* **Records provided**
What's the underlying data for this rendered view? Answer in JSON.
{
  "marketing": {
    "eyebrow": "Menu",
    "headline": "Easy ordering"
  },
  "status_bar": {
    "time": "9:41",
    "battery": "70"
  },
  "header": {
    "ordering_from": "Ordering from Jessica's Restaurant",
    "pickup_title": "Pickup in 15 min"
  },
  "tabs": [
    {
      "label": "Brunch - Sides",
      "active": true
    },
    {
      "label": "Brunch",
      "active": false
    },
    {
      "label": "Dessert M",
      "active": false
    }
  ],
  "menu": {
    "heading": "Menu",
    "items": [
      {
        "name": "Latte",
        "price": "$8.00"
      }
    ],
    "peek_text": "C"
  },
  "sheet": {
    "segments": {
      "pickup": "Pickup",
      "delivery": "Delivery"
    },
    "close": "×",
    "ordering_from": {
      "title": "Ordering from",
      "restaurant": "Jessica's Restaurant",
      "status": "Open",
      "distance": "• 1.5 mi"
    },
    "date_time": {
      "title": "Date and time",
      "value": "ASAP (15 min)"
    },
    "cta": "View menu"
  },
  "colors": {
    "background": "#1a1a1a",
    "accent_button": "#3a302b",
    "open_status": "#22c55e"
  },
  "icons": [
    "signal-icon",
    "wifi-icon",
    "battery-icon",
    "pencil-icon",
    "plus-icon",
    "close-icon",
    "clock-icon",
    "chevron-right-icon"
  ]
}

...

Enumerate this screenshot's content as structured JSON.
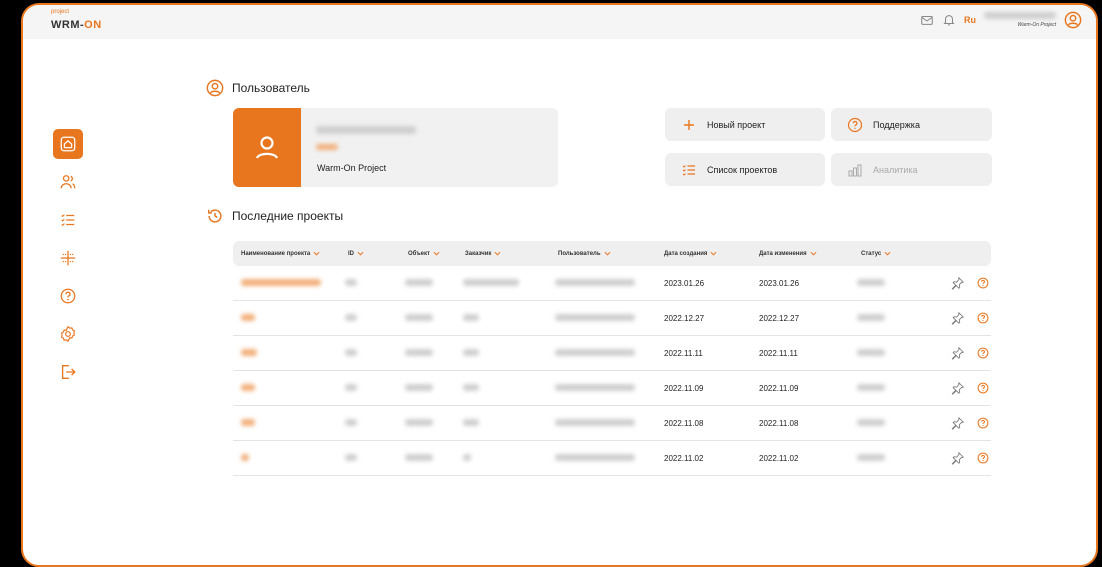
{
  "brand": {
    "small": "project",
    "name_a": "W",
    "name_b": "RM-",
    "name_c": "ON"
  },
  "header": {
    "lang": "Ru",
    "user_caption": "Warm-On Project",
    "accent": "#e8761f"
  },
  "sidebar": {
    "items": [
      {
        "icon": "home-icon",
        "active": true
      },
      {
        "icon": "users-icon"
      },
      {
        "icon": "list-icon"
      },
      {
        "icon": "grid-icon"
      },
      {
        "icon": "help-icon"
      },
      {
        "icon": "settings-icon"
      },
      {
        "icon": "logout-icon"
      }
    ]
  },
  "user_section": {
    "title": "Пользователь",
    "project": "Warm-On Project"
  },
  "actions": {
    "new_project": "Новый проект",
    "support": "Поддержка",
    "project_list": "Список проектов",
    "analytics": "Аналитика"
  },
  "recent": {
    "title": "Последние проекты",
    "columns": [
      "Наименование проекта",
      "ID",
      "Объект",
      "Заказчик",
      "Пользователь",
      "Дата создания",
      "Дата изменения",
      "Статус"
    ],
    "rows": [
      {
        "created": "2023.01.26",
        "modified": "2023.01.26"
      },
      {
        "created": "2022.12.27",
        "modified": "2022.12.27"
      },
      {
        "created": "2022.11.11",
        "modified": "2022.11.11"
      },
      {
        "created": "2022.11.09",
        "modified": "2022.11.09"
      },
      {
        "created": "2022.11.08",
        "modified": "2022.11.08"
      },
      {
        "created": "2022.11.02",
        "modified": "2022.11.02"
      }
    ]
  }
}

* **Goal**
Find every line that includes the string "this". Report how many there are and nothing else.

* **Written reply**
2